▸ **Отрывок**:
# # # #
Колумб и его спутники, сильно изголодавшиеся за последнее время, не долго думая, набросились на щедрое угощенье, неожиданно перепавшее им в такой глуши. Игуан они, впрочем, есть остерегались, все еще испытывая к ним отвращение, ведь испанцы считали их разновидностью змей, хотя среди индейцев игуаны считались настолько изысканным лакомством, что, по утверждению Петера Мартира, простые люди считались недостойными его, как испанские бедняки павлинов и фазанов.
Подкрепившись, испанцы отправились бродить по окрестностям и заметили около семидесяти туземцев, которые собрались на вершине высокой скалы и в страшном трепете и изумлении глядели вниз на чужестранцев. Когда испанцы попытались к ним приблизиться, индейцы исчезли в лесу и в расщелинах гор. Но один, самый храбрый, или, может, самый любопытный, замер на краю пропасти, с робким удивлением воззрившись на испанцев; его немного ободрили их дружеские жесты, но он был готов в любой момент кинуться наутек вслед за своими собратьями.
По приказу Колумба юный переводчик-лукаец выступил и заговорил с ним. Изъявления дружбы, выраженные на родном наречии, вскоре рассеяли опасения индейца. Он приблизился к толмачу и, узнав о добрых намерениях испанцев, поспешил сообщить благую весть соплеменникам. Немного погодя они спустились со скал, вышли из леса и почтительно приблизились к незнакомцам. Через переводчика Колумб узнал о том, что их послал на берег касик, велев наловить рыбы для торжественного пира, который он намеревался дать в честь соседнего вождя; индейцы поджаривали рыбу на берегу, чтобы она по пути не испортилась. Колумбу показалось, что характер у туземцев такой же мягкий и мирный, как и у жителей Гаити. Их совсем не расстроило, что голодные испанцы основательно опустошили запасы провизии; индейцы сказали, что одна ночная рыбалка поможет восполнить все потери. Однако Колумб, не терпевший несправедливости, приказал щедро вознаградить туземцев, и пожав друг другу руки, они расстались, очень довольные встречей.
# # # #
▸ **Записанные сведения**:
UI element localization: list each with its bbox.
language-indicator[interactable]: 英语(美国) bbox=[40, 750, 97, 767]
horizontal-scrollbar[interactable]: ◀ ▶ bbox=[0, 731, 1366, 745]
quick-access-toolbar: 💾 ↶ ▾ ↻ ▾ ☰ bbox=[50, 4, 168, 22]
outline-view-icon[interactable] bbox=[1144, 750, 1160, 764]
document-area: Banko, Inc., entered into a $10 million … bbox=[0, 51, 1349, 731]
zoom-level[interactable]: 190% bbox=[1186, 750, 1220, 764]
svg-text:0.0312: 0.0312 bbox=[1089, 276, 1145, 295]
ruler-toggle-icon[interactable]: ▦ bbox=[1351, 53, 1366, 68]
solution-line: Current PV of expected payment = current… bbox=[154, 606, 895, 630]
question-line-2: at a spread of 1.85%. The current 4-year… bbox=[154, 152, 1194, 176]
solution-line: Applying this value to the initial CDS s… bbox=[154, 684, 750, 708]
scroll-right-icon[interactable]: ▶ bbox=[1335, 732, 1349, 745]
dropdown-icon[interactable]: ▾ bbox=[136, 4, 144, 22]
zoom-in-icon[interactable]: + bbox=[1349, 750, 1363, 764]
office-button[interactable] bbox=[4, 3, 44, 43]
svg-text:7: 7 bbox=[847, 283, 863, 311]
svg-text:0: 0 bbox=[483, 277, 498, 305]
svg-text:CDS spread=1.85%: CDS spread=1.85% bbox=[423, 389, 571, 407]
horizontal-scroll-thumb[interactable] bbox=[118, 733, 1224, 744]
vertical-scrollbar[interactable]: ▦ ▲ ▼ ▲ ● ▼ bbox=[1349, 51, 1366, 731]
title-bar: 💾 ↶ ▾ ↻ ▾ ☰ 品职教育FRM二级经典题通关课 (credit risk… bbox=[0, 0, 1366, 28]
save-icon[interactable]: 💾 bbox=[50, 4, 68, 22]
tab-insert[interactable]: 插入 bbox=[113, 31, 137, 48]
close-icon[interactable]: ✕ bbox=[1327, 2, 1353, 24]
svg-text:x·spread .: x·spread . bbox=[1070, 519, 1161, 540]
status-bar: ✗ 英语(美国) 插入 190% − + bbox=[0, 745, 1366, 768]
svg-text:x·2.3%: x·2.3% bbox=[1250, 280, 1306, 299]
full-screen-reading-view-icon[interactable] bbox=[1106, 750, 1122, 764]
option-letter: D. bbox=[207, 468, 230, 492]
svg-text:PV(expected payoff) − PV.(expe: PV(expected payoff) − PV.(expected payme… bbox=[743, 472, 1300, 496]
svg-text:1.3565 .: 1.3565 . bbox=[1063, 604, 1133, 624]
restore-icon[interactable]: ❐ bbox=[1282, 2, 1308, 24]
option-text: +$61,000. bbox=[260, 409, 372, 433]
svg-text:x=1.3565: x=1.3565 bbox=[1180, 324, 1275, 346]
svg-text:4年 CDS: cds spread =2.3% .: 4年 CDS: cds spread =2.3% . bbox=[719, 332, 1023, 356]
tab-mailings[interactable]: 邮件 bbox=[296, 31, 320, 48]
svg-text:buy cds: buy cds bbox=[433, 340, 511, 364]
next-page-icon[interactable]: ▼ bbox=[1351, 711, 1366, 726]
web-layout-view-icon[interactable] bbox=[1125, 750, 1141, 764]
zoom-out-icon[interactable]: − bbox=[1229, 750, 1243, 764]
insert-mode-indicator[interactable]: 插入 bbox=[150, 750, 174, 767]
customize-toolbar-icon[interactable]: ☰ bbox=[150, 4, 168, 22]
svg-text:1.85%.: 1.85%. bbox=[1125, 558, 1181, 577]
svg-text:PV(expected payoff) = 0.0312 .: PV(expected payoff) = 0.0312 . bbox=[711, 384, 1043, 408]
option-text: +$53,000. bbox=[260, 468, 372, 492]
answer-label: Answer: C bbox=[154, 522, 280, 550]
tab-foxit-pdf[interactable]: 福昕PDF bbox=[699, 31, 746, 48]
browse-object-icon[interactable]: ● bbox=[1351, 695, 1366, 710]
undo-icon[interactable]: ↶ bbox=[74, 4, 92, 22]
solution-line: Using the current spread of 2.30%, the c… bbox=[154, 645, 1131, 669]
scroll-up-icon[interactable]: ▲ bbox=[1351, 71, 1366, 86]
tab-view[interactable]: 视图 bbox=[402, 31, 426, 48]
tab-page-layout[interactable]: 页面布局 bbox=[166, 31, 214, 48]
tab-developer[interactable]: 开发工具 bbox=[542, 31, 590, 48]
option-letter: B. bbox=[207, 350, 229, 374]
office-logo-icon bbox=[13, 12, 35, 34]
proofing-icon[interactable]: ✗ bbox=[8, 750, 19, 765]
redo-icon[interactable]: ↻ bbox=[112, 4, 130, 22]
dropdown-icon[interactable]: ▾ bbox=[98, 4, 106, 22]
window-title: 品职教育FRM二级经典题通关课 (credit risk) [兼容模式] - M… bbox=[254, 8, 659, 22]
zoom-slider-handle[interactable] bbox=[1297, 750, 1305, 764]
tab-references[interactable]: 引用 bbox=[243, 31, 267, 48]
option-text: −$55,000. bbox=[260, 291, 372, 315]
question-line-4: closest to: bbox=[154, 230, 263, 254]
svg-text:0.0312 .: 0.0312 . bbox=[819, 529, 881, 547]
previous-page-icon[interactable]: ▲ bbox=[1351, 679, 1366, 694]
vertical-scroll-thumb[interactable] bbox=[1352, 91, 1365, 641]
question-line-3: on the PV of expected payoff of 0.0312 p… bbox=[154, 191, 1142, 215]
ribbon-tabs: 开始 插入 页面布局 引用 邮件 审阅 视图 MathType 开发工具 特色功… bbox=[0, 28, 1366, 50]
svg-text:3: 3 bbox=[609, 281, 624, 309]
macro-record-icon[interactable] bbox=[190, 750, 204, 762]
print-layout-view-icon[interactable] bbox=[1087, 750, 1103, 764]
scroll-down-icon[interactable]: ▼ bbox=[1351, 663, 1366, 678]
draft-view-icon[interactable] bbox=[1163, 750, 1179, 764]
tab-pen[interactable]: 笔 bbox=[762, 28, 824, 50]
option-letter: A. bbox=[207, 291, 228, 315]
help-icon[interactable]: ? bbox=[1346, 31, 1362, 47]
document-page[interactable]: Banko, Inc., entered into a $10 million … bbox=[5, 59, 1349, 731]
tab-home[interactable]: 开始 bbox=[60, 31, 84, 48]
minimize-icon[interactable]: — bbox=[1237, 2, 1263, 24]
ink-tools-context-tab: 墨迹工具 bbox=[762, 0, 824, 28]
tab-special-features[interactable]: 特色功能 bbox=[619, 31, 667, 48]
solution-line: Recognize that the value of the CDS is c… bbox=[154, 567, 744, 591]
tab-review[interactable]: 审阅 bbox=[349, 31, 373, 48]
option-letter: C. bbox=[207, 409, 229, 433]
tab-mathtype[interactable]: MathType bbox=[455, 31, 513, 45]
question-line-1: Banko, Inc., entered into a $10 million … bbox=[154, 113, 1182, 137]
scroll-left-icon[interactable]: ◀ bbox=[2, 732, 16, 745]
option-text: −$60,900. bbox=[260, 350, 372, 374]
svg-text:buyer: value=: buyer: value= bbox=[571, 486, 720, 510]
# # # #
▸ **Цель упражнения**: Воспроизведите дословно часть приведенного выше отрывка о встрече Колумба с индейцами, начиная со слов «Колумб и его» и вплоть до слов «павлинов и фазанов.».

▸ **Итоговый результат**:
Колумб и его спутники, сильно изголодавшиеся за последнее время, не долго думая, набросились на щедрое угощенье, неожиданно перепавшее им в такой глуши. Игуан они, впрочем, есть остерегались, все еще испытывая к ним отвращение, ведь испанцы считали их разновидностью змей, хотя среди индейцев игуаны считались настолько изысканным лакомством, что, по утверждению Петера Мартира, простые люди считались недостойными его, как испанские бедняки павлинов и фазанов.